(Stored records)
----

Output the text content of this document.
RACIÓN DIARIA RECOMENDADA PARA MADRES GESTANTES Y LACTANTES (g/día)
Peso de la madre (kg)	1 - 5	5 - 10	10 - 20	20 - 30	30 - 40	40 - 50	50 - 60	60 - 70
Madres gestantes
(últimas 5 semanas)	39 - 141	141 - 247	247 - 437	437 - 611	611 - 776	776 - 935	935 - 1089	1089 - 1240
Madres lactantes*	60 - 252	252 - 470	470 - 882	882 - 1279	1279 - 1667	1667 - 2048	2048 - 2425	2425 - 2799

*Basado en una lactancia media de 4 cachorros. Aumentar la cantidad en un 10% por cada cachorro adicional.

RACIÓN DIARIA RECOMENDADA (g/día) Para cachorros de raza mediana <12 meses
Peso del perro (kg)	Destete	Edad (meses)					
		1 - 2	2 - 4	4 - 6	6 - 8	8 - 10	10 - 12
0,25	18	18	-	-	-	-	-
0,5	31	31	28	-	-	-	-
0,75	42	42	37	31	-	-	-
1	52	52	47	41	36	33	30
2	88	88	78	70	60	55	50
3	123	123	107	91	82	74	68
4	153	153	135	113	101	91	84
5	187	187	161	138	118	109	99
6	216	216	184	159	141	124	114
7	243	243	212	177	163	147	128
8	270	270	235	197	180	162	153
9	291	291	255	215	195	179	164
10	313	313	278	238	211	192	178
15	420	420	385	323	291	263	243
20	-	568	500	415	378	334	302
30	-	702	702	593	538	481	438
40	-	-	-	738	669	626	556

----

**Task brief:** Take the entries above and transcribe them in full.

**Result below:**
Output the text content of this document.
RACIÓN DIARIA RECOMENDADA PARA MADRES GESTANTES Y LACTANTES (g/día)
Peso de la madre (kg)	1 - 5	5 - 10	10 - 20	20 - 30	30 - 40	40 - 50	50 - 60	60 - 70
Madres gestantes
(últimas 5 semanas)	39 - 141	141 - 247	247 - 437	437 - 611	611 - 776	776 - 935	935 - 1089	1089 - 1240
Madres lactantes*	60 - 252	252 - 470	470 - 882	882 - 1279	1279 - 1667	1667 - 2048	2048 - 2425	2425 - 2799

*Basado en una lactancia media de 4 cachorros. Aumentar la cantidad en un 10% por cada cachorro adicional.

RACIÓN DIARIA RECOMENDADA (g/día) Para cachorros de raza mediana <12 meses
Peso del perro (kg)	Destete	Edad (meses)					
		1 - 2	2 - 4	4 - 6	6 - 8	8 - 10	10 - 12
0,25	18	18	-	-	-	-	-
0,5	31	31	28	-	-	-	-
0,75	42	42	37	31	-	-	-
1	52	52	47	41	36	33	30
2	88	88	78	70	60	55	50
3	123	123	107	91	82	74	68
4	153	153	135	113	101	91	84
5	187	187	161	138	118	109	99
6	216	216	184	159	141	124	114
7	243	243	212	177	163	147	128
8	270	270	235	197	180	162	153
9	291	291	255	215	195	179	164
10	313	313	278	238	211	192	178
15	420	420	385	323	291	263	243
20	-	568	500	415	378	334	302
30	-	702	702	593	538	481	438
40	-	-	-	738	669	626	556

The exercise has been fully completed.